◆ **Provided records**
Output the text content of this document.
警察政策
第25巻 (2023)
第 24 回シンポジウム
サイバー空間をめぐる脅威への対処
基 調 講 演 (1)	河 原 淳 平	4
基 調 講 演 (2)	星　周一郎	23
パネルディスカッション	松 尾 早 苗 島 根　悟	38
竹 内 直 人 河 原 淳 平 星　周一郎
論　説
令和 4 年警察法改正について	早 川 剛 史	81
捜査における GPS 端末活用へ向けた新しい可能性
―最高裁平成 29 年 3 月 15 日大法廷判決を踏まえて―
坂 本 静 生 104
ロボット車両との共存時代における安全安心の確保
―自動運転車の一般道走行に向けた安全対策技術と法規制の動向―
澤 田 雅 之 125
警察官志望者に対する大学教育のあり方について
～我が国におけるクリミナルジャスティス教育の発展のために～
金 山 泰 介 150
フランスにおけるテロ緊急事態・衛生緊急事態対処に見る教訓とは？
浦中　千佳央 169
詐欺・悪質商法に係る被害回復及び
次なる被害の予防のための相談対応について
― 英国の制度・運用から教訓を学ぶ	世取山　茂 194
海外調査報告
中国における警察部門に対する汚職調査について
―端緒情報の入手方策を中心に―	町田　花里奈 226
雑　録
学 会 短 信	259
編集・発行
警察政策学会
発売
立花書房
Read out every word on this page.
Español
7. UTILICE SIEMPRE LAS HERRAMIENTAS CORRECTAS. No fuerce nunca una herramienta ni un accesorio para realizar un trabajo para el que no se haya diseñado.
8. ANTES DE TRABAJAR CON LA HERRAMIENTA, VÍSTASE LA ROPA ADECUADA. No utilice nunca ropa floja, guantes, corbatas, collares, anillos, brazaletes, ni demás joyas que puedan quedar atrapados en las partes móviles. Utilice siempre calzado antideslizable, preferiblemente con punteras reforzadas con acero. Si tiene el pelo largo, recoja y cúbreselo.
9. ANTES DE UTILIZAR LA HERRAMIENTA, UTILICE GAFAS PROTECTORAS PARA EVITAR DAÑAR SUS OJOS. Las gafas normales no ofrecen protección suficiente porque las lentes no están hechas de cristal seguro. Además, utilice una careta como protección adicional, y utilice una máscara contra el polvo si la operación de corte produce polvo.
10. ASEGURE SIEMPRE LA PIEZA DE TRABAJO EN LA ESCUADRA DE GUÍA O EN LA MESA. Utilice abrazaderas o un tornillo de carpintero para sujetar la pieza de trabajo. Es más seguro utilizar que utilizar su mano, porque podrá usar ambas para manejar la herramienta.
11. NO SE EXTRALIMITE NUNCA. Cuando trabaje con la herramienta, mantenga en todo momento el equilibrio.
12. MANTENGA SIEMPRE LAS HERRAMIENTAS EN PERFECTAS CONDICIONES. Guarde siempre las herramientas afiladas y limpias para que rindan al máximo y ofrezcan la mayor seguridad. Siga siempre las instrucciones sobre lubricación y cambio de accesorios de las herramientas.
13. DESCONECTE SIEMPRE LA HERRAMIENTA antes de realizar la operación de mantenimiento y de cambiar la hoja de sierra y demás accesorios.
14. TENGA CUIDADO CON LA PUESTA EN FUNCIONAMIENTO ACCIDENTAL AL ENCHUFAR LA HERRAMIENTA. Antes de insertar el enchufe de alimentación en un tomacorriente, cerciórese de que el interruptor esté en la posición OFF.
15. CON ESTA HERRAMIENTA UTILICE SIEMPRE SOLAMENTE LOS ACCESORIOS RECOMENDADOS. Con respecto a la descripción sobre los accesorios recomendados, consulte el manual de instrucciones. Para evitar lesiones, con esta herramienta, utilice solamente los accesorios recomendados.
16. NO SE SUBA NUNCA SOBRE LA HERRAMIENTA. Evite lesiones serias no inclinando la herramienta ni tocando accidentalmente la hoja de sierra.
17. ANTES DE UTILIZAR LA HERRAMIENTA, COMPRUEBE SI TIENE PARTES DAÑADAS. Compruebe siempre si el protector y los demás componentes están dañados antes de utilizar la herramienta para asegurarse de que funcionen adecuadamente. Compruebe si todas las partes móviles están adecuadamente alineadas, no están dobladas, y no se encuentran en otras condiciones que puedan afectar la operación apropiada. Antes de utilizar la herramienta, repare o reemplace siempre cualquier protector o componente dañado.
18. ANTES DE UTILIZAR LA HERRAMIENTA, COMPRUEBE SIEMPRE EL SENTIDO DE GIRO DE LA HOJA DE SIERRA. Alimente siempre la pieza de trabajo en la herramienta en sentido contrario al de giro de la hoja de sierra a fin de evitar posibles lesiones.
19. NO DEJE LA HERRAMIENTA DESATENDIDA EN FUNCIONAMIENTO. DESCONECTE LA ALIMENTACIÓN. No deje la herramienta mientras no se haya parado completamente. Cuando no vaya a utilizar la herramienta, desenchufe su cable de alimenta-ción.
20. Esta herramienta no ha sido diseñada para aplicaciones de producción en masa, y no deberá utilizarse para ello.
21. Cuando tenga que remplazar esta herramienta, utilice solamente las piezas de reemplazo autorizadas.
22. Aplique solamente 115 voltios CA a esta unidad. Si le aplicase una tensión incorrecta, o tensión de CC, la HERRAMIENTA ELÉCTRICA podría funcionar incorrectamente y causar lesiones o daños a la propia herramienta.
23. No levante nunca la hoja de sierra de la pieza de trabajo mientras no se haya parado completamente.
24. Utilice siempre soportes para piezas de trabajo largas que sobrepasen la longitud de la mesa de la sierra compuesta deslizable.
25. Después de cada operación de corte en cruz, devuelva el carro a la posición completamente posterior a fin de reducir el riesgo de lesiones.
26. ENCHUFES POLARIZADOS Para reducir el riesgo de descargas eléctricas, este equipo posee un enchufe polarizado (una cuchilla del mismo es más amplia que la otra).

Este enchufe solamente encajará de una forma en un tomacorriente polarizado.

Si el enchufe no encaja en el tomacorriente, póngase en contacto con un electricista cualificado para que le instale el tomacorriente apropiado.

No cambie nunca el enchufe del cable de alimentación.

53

◆ **Work instructions**
Sift the material for lines with the string "tomacorriente". Copy each one found.

◆ **Final answer**
14. TENGA CUIDADO CON LA PUESTA EN FUNCIONAMIENTO ACCIDENTAL AL ENCHUFAR LA HERRAMIENTA. Antes de insertar el enchufe de alimentación en un tomacorriente, cerciórese de que el interruptor esté en la posición OFF.
Este enchufe solamente encajará de una forma en un tomacorriente polarizado.
Si el enchufe no encaja en el tomacorriente, póngase en contacto con un electricista cualificado para que le instale el tomacorriente apropiado.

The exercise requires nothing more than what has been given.